Direction: Wherever the word "Людмилу" shows up in a line, please copy that line.
☆ ☆ ☆ ☆ ☆ ☆ ☆
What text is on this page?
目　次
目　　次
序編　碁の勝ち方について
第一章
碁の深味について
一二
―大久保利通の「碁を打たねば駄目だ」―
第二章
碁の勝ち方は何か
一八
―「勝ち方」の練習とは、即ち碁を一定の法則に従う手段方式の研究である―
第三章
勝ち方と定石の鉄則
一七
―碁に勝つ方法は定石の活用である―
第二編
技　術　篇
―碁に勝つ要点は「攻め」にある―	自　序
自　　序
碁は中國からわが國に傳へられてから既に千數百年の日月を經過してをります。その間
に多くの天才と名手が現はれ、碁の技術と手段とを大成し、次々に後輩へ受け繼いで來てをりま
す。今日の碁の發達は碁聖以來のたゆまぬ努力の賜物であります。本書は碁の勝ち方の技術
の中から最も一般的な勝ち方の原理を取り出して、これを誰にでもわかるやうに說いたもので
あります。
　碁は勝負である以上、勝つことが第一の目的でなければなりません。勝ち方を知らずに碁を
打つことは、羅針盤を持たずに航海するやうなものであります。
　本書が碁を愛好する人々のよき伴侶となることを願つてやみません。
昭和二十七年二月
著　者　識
☆ ☆ ☆ ☆ ☆ ☆ ☆
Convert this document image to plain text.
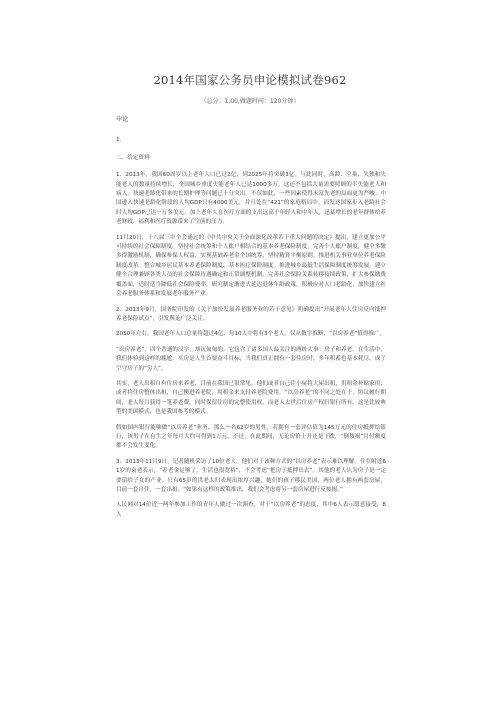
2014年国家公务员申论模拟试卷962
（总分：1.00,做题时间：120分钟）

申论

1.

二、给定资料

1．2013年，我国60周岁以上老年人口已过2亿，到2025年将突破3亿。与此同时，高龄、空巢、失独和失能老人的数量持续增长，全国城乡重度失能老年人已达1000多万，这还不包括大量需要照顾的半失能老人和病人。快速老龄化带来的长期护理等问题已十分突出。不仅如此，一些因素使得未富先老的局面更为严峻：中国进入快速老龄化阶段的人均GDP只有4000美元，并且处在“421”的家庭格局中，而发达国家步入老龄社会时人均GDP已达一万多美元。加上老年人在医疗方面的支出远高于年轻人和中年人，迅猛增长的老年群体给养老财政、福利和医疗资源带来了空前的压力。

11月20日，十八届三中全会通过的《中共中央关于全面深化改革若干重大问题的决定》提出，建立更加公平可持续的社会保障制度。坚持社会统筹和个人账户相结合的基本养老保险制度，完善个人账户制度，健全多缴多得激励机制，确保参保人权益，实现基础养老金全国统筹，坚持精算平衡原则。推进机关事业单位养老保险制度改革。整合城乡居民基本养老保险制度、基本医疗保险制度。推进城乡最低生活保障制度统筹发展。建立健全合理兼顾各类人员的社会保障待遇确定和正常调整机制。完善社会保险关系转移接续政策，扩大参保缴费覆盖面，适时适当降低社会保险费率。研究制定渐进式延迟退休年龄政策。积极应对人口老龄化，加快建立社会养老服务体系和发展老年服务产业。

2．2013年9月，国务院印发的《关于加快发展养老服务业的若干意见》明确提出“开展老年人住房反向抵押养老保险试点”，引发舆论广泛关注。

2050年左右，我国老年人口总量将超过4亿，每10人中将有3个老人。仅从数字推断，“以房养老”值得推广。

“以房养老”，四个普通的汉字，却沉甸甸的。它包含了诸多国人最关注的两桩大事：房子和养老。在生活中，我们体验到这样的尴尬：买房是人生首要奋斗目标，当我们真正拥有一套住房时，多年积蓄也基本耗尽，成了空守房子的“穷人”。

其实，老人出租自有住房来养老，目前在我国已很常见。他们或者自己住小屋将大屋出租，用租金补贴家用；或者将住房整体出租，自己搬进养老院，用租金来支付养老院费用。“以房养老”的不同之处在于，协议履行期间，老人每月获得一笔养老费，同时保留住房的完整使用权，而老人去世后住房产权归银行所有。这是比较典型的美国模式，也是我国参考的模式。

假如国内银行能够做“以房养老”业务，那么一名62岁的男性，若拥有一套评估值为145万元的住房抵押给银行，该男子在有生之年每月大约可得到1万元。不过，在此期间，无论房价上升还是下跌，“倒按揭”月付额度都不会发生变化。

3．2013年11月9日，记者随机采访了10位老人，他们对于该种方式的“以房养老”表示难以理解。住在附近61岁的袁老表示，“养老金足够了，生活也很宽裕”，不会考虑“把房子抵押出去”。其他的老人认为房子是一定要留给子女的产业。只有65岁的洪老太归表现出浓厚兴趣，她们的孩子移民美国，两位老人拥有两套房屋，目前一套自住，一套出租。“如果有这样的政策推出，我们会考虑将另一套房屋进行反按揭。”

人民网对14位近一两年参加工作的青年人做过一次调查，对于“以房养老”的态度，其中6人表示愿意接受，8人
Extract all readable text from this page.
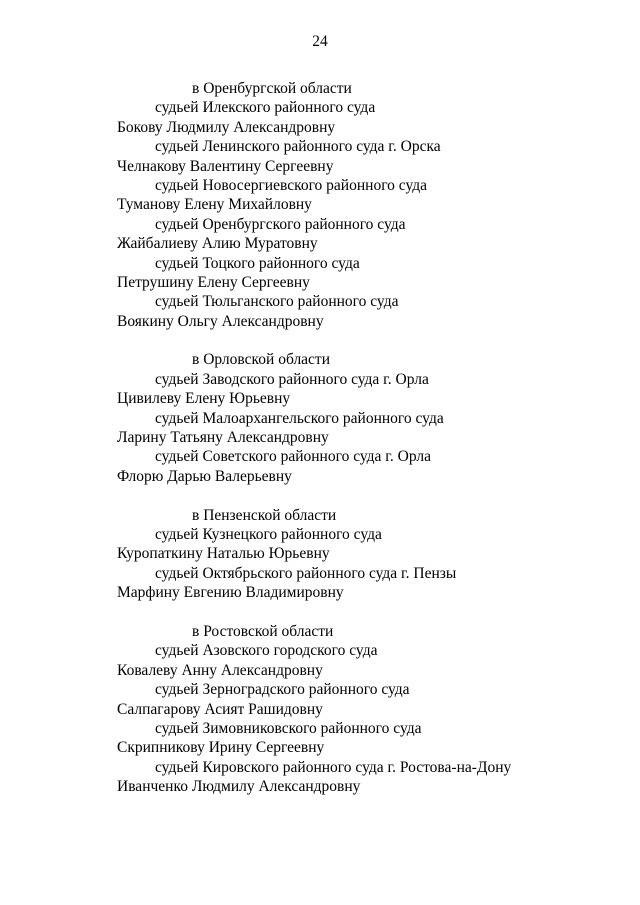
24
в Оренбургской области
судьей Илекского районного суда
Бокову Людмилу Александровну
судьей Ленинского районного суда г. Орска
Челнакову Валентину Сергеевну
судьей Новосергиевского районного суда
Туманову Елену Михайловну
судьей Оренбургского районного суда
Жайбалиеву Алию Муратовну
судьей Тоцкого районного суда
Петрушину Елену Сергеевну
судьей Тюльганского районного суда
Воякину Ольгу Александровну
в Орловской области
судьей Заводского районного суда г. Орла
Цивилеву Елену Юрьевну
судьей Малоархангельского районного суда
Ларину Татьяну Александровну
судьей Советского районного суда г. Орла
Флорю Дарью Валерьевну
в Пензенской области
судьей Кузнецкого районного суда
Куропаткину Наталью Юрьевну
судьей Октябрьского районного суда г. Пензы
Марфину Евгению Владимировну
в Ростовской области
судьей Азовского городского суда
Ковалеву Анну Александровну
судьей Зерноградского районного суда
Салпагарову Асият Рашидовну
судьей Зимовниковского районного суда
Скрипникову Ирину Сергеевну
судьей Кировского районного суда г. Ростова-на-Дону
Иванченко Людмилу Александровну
☆ ☆ ☆ ☆ ☆ ☆ ☆
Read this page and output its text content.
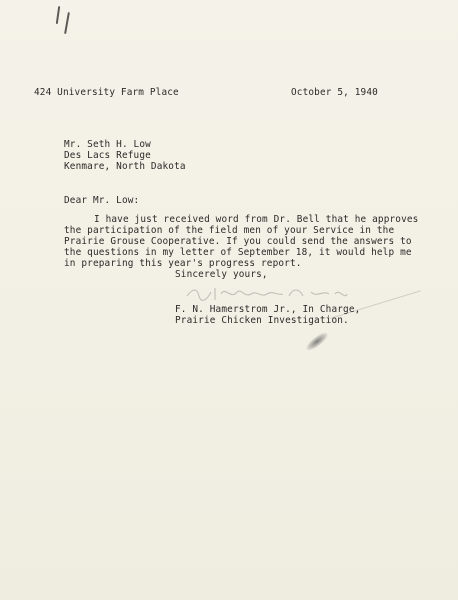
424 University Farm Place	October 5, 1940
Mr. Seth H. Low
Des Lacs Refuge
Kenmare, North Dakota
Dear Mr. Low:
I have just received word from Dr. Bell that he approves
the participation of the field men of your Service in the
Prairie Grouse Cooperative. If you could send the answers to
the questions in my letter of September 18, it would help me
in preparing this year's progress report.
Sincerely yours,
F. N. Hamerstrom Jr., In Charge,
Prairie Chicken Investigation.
☆ ☆ ☆ ☆ ☆ ☆ ☆
Exercise result:
Бокову Людмилу Александровну
Иванченко Людмилу Александровну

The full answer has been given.